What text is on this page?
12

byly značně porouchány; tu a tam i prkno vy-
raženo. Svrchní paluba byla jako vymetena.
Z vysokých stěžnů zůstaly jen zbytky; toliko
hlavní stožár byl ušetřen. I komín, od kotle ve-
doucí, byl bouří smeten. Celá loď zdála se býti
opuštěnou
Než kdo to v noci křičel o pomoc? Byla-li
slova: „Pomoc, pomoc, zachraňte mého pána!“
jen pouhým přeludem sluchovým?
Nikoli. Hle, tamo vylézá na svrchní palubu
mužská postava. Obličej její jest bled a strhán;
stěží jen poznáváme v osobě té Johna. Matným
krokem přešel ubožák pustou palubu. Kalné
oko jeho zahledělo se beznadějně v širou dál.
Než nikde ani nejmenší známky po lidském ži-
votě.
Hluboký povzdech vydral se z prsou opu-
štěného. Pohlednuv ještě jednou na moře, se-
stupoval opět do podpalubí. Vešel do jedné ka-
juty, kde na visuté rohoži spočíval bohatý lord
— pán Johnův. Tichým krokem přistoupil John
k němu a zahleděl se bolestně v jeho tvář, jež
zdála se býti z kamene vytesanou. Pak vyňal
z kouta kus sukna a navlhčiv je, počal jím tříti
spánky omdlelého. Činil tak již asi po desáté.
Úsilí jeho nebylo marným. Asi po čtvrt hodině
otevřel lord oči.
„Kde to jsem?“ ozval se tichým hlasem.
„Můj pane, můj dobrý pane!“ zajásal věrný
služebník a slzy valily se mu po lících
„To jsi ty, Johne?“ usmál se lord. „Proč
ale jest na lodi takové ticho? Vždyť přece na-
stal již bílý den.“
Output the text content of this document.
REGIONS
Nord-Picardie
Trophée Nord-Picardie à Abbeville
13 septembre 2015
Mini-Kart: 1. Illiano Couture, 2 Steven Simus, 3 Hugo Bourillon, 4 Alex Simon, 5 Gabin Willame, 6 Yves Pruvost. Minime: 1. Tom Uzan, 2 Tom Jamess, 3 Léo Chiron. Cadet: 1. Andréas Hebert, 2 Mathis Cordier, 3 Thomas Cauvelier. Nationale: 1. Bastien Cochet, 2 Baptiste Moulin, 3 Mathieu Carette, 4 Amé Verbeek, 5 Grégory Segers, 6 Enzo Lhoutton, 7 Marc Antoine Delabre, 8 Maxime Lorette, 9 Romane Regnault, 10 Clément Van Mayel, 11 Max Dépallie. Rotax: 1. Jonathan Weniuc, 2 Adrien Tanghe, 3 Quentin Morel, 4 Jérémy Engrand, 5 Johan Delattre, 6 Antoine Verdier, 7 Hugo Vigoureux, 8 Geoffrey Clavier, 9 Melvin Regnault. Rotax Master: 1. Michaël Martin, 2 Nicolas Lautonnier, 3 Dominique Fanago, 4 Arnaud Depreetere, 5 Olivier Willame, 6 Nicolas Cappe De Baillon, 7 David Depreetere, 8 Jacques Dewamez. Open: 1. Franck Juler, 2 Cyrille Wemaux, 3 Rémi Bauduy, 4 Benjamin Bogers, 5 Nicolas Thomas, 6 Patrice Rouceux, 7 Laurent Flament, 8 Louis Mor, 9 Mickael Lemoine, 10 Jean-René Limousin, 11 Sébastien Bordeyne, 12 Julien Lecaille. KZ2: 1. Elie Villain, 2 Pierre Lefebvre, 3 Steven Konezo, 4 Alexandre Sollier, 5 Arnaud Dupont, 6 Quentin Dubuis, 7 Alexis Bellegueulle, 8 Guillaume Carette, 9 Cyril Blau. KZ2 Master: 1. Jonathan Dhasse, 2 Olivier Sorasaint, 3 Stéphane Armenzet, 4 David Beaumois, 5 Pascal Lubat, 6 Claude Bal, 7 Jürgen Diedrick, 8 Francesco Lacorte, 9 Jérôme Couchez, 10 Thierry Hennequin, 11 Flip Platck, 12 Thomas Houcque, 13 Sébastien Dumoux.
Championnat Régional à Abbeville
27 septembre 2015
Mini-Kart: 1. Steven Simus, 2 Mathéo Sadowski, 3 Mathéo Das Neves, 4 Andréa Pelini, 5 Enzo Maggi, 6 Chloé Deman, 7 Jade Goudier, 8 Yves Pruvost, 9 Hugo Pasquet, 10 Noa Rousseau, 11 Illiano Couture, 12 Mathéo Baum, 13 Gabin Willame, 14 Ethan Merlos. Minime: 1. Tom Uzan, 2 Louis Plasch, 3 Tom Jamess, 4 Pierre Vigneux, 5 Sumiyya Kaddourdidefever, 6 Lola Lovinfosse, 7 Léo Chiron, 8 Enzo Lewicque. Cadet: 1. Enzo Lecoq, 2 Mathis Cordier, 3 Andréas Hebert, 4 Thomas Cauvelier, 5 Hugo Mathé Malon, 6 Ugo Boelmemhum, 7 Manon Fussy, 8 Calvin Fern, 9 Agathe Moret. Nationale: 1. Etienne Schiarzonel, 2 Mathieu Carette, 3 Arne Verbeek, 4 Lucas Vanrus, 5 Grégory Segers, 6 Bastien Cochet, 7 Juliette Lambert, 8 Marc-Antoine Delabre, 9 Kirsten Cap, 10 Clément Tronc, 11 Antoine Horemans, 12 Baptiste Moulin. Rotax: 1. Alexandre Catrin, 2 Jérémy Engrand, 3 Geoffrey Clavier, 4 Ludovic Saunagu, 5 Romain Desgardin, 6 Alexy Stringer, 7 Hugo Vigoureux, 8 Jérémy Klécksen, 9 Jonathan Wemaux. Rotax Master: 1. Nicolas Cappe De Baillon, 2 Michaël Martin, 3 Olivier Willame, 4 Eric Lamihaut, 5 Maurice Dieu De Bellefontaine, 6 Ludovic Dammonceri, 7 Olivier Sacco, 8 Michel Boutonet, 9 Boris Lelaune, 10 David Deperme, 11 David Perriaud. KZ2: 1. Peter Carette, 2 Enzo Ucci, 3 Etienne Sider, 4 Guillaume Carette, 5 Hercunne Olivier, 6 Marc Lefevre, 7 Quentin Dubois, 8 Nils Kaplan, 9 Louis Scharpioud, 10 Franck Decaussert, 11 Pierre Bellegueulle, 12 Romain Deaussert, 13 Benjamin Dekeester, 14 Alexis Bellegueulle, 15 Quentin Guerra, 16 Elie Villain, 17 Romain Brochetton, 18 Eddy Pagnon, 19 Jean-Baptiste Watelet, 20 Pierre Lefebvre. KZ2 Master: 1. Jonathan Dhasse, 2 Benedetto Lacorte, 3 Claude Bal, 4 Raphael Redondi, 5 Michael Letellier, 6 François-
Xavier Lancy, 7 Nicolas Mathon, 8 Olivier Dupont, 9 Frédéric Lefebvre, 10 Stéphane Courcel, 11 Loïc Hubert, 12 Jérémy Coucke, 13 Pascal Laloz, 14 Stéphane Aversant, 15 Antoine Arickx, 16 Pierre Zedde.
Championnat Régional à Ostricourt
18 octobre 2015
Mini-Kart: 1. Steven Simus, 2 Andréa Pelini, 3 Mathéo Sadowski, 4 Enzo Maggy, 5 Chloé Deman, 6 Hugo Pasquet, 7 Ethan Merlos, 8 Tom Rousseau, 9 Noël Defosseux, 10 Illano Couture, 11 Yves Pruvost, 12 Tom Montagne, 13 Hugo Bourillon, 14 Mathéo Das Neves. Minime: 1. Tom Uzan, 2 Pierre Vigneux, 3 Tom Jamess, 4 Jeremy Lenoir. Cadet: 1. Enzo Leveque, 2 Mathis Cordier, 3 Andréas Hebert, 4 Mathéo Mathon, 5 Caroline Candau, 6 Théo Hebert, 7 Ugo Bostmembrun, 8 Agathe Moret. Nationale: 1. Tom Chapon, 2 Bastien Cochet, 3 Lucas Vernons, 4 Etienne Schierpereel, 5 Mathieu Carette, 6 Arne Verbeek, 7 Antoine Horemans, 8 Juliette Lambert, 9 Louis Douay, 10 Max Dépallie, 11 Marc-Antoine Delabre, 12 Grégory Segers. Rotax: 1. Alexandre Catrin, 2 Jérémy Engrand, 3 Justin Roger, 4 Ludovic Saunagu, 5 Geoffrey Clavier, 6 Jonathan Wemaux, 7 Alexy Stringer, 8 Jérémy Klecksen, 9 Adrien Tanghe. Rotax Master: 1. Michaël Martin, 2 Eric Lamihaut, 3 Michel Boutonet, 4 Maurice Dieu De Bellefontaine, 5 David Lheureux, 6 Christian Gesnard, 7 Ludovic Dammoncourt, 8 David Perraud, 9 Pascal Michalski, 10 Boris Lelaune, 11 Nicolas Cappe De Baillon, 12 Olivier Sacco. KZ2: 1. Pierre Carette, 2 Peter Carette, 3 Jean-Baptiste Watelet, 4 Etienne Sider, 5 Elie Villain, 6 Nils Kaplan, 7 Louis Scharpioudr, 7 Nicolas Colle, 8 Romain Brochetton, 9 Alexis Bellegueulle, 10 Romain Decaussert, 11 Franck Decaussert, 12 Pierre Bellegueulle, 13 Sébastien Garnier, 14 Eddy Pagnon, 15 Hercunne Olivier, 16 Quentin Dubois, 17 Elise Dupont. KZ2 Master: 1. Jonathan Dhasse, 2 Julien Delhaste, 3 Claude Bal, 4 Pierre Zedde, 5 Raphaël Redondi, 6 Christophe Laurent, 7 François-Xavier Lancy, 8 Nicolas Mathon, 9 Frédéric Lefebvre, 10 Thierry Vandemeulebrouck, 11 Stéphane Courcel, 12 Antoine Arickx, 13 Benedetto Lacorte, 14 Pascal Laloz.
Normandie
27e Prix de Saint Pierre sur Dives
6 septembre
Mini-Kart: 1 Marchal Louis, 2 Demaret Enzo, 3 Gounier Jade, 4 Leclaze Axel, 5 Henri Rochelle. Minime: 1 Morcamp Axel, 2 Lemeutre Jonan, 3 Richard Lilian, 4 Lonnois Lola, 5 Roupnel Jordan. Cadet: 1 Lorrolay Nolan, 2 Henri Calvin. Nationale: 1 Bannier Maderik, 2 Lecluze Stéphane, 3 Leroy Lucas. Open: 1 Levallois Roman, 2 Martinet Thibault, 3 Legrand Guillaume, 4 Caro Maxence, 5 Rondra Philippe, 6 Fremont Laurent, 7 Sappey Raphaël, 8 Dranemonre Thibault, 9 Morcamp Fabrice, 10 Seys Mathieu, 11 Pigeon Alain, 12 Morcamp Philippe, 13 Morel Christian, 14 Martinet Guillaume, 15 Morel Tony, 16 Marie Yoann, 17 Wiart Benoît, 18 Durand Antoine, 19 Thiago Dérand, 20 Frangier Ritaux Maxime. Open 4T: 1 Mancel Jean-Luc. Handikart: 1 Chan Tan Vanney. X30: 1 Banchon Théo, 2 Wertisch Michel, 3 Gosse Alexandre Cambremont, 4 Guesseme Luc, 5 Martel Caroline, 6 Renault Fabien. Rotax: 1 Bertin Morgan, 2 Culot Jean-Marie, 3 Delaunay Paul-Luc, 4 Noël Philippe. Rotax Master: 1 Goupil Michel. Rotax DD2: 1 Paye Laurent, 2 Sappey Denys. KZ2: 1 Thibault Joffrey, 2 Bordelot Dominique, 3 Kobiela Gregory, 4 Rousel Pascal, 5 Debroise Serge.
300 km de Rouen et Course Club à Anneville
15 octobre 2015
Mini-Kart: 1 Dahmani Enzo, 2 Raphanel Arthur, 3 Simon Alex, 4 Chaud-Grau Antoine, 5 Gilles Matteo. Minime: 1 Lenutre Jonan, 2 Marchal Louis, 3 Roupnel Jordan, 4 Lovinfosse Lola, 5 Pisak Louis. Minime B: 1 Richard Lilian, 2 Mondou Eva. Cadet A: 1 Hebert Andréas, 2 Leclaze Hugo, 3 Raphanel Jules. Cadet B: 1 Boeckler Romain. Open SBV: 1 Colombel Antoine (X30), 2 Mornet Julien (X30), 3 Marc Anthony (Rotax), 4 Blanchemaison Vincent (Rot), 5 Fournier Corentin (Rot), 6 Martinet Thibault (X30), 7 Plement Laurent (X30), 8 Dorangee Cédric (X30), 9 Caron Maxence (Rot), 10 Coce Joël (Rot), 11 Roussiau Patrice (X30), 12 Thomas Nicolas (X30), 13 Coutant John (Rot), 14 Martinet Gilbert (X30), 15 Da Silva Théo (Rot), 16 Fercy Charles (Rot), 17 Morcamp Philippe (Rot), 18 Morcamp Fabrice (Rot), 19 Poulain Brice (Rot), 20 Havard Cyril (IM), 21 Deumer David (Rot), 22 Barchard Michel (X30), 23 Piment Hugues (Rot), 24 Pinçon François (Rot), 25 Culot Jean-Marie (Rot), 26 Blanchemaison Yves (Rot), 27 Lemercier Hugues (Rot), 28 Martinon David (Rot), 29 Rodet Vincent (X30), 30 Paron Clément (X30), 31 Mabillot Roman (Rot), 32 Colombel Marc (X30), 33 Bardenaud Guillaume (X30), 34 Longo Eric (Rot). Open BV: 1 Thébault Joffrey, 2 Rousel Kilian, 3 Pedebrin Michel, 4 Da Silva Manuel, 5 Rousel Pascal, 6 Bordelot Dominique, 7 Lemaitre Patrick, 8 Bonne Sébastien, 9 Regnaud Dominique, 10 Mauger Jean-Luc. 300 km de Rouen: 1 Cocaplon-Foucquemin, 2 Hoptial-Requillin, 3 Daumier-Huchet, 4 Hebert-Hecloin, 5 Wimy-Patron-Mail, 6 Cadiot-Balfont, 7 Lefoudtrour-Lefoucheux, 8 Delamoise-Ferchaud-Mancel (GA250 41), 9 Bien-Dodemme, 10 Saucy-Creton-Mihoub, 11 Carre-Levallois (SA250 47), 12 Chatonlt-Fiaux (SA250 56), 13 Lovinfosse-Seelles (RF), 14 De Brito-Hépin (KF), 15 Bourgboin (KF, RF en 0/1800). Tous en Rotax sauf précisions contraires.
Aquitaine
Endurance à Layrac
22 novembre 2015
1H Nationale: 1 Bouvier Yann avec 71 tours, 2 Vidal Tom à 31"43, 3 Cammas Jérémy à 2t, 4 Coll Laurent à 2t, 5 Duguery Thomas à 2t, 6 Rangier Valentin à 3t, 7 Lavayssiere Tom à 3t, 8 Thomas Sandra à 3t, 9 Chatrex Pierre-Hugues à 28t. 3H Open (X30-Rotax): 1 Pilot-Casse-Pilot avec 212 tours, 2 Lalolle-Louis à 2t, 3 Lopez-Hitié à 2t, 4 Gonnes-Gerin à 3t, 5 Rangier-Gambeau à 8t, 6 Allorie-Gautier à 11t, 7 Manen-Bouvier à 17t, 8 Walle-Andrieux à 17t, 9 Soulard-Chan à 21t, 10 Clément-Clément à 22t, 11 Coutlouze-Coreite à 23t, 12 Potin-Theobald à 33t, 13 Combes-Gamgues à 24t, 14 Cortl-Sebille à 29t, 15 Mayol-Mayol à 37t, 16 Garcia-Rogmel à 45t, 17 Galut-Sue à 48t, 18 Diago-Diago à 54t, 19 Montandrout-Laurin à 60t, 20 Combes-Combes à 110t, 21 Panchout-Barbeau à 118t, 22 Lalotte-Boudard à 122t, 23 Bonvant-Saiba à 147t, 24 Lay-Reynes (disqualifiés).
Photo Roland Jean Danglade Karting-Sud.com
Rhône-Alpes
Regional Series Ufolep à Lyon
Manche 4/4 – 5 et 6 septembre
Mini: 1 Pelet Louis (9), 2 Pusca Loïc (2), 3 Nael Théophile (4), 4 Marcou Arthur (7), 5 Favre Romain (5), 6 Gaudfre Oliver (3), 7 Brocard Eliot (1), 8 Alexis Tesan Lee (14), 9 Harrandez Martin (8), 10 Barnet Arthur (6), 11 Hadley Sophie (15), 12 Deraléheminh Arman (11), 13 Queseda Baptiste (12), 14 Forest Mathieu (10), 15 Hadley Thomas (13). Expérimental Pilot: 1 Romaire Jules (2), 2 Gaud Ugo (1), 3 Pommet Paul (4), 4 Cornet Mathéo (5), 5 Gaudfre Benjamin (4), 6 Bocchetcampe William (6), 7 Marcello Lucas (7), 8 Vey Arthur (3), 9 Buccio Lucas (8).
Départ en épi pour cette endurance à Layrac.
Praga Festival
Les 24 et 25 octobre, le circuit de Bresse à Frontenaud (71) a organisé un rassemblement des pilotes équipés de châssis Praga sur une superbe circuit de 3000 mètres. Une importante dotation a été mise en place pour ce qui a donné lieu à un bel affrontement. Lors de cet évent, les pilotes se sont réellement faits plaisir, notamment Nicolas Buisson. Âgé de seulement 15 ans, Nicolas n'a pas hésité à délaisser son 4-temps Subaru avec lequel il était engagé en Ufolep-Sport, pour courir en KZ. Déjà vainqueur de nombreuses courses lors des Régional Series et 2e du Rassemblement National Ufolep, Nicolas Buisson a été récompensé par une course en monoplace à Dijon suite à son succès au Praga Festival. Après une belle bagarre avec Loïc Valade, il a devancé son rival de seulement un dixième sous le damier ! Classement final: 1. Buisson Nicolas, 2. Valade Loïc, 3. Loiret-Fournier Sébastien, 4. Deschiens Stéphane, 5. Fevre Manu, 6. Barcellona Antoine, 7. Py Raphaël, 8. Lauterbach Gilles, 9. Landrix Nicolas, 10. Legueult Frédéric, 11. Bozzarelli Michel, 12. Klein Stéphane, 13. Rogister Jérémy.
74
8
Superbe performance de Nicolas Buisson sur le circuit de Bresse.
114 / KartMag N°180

■ BRIEF ■
Go through the material and select each line with the string "lord" in it.

■ FINAL RESULT ■
juty, kde na visuté rohoži spočíval bohatý lord
otevřel lord oči.
„To jsi ty, Johne?“ usmál se lord. „Proč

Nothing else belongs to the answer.